Start of RECORDS FOR THE EXERCISE
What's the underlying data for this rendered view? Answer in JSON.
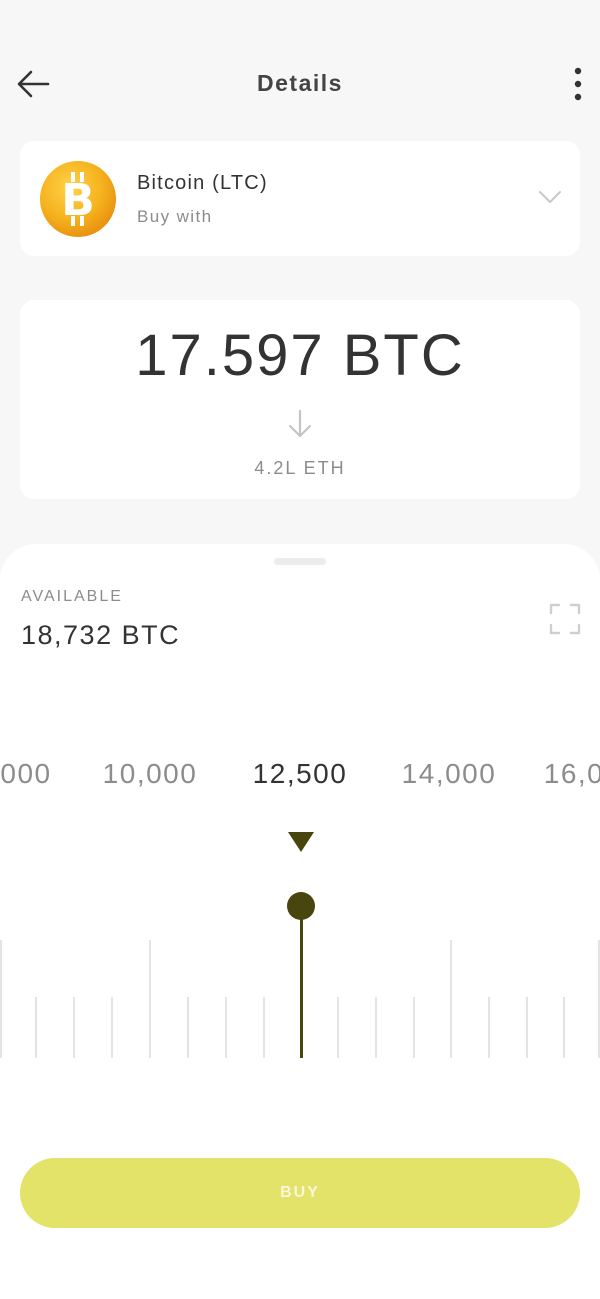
{
  "header": {
    "title": "Details",
    "back_icon": "arrow-left-icon",
    "more_icon": "more-vertical-icon"
  },
  "asset": {
    "name": "Bitcoin (LTC)",
    "subtitle": "Buy with",
    "logo_symbol": "B",
    "logo_icon": "bitcoin-logo-icon",
    "dropdown_icon": "chevron-down-icon"
  },
  "amount": {
    "value": "17.597 BTC",
    "conversion_icon": "arrow-down-icon",
    "converted": "4.2L ETH"
  },
  "balance": {
    "label": "AVAILABLE",
    "value": "18,732 BTC",
    "expand_icon": "expand-icon"
  },
  "scale": {
    "labels": [
      "000",
      "10,000",
      "12,500",
      "14,000",
      "16,0"
    ],
    "selected": "12,500",
    "pointer_icon": "triangle-down-icon"
  },
  "actions": {
    "buy_label": "BUY"
  },
  "colors": {
    "accent": "#e3e36a",
    "slider": "#48450e",
    "coin": "#f4a91c"
  }
}
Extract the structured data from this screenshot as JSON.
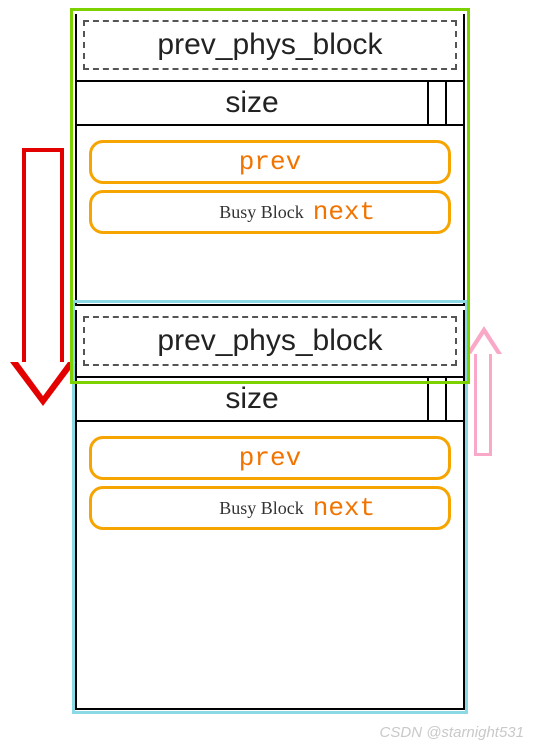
End of RECORDS FOR THE EXERCISE
- [AIM OF THE EXERCISE] The data above should be repeated exactly, minus any pictures.

- [PROBLEM SOLUTION]
What's the underlying data for this rendered view? Answer in JSON.
{
  "header": {
    "title": "Details",
    "back_icon": "arrow-left-icon",
    "more_icon": "more-vertical-icon"
  },
  "asset": {
    "name": "Bitcoin (LTC)",
    "subtitle": "Buy with",
    "logo_symbol": "B",
    "logo_icon": "bitcoin-logo-icon",
    "dropdown_icon": "chevron-down-icon"
  },
  "amount": {
    "value": "17.597 BTC",
    "conversion_icon": "arrow-down-icon",
    "converted": "4.2L ETH"
  },
  "balance": {
    "label": "AVAILABLE",
    "value": "18,732 BTC",
    "expand_icon": "expand-icon"
  },
  "scale": {
    "labels": [
      "000",
      "10,000",
      "12,500",
      "14,000",
      "16,0"
    ],
    "selected": "12,500",
    "pointer_icon": "triangle-down-icon"
  },
  "actions": {
    "buy_label": "BUY"
  },
  "colors": {
    "accent": "#e3e36a",
    "slider": "#48450e",
    "coin": "#f4a91c"
  }
}
Extract the structured data from this screenshot as JSON.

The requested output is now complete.